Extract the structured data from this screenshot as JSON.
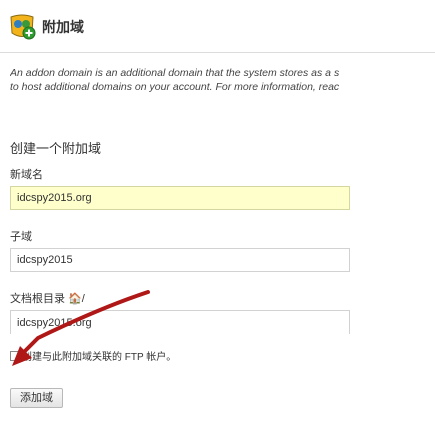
{
  "header": {
    "title": "附加域"
  },
  "description": {
    "line1": "An addon domain is an additional domain that the system stores as a s",
    "line2": "to host additional domains on your account. For more information, reac"
  },
  "form": {
    "section_title": "创建一个附加域",
    "new_domain": {
      "label": "新域名",
      "value": "idcspy2015.org"
    },
    "subdomain": {
      "label": "子域",
      "value": "idcspy2015"
    },
    "docroot": {
      "label": "文档根目录 🏠/",
      "value": "idcspy2015.org"
    },
    "hint": "创建与此附加域关联的 FTP 帐户。",
    "submit_label": "添加域"
  },
  "colors": {
    "focused_input_bg": "#ffffcc",
    "arrow": "#b01818"
  }
}
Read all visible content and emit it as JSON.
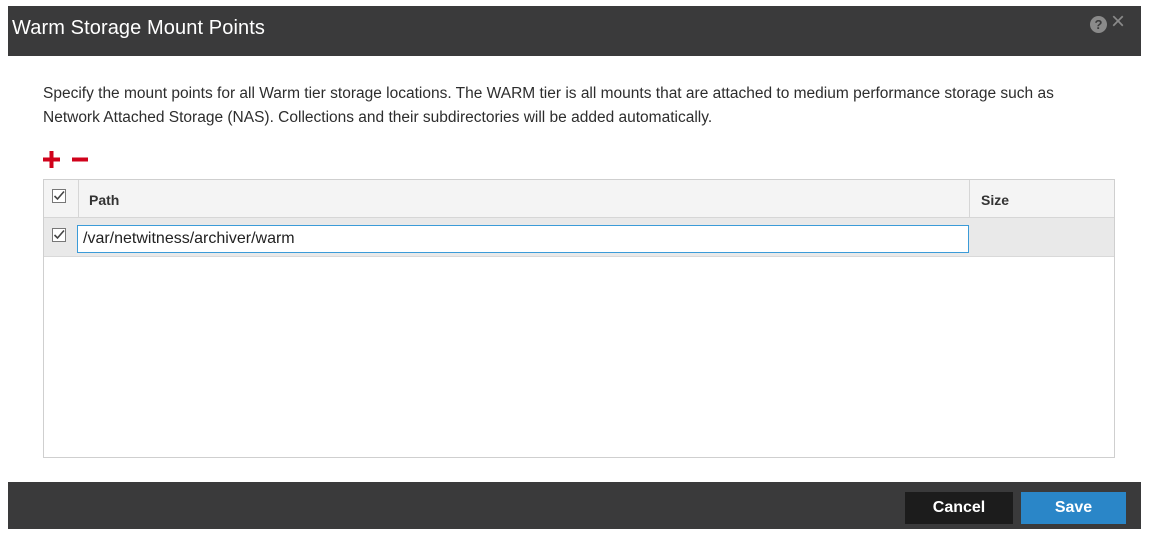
{
  "dialog": {
    "title": "Warm Storage Mount Points",
    "help_icon": "question-circle-icon",
    "close_icon": "close-x-icon",
    "help_glyph": "?",
    "close_glyph": "×"
  },
  "description": "Specify the mount points for all Warm tier storage locations. The WARM tier is all mounts that are attached to medium performance storage such as Network Attached Storage (NAS). Collections and their subdirectories will be added automatically.",
  "toolbar": {
    "add_icon": "plus-icon",
    "remove_icon": "minus-icon",
    "accent_color": "#d0021b"
  },
  "grid": {
    "columns": [
      {
        "label": "Path"
      },
      {
        "label": "Size"
      }
    ],
    "header_checked": true,
    "rows": [
      {
        "checked": true,
        "path": "/var/netwitness/archiver/warm",
        "size": ""
      }
    ]
  },
  "footer": {
    "cancel_label": "Cancel",
    "save_label": "Save",
    "save_color": "#2a86c8"
  }
}
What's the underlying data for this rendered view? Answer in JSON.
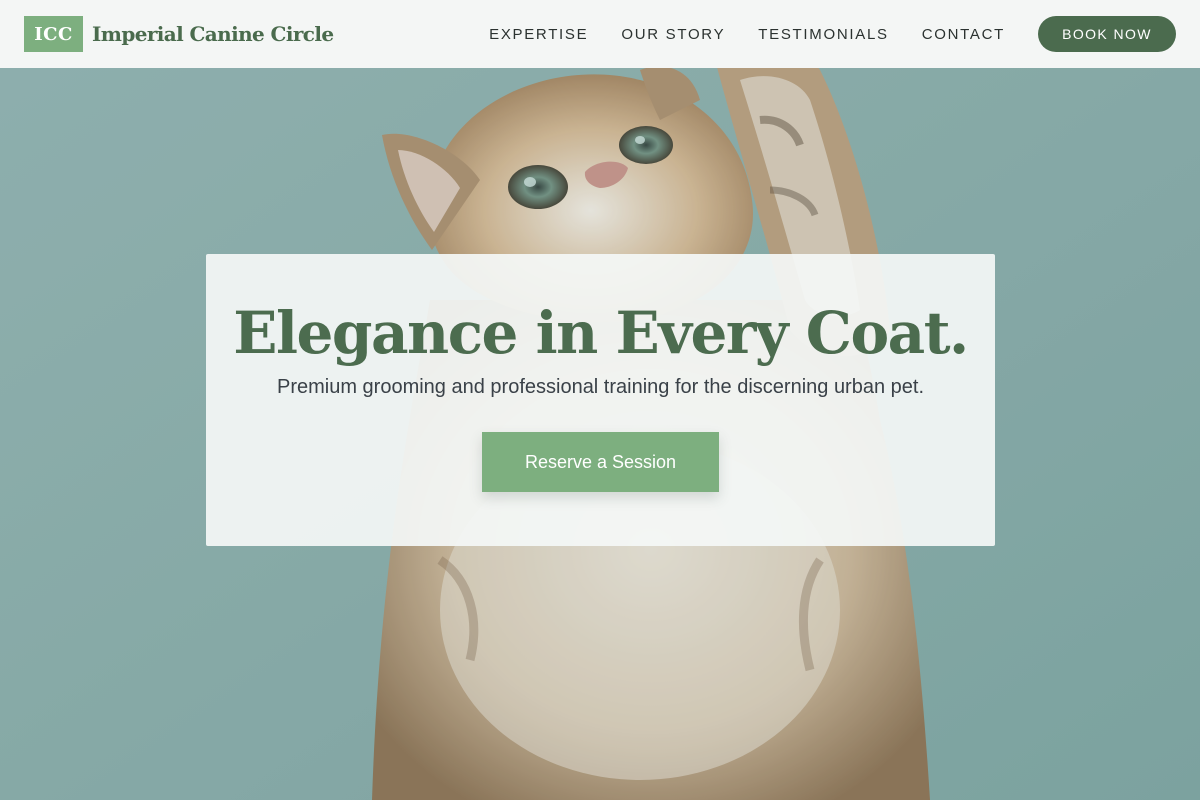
{
  "brand": {
    "badge": "ICC",
    "name": "Imperial Canine Circle"
  },
  "nav": {
    "items": [
      {
        "label": "EXPERTISE"
      },
      {
        "label": "OUR STORY"
      },
      {
        "label": "TESTIMONIALS"
      },
      {
        "label": "CONTACT"
      }
    ],
    "cta_label": "BOOK NOW"
  },
  "hero": {
    "title": "Elegance in Every Coat.",
    "subtitle": "Premium grooming and professional training for the discerning urban pet.",
    "button_label": "Reserve a Session",
    "background_image": "kitten-reaching-up-photo"
  },
  "colors": {
    "brand_green": "#4b6b4e",
    "accent_green": "#7daf7f",
    "header_bg": "#f4f6f5",
    "hero_bg": "#86a8a6"
  }
}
#####
DIRECTION: Copy and report every line where the word "description" is present.

WRITTEN SOLUTION:
  "description": {
  "description": "Specify the mount points for all Warm tier storage locations. The WARM tier is all mounts that are attached to medium performance storage such as Network Attached Storage (NAS). Collections and their subdirectories will be added automatically.",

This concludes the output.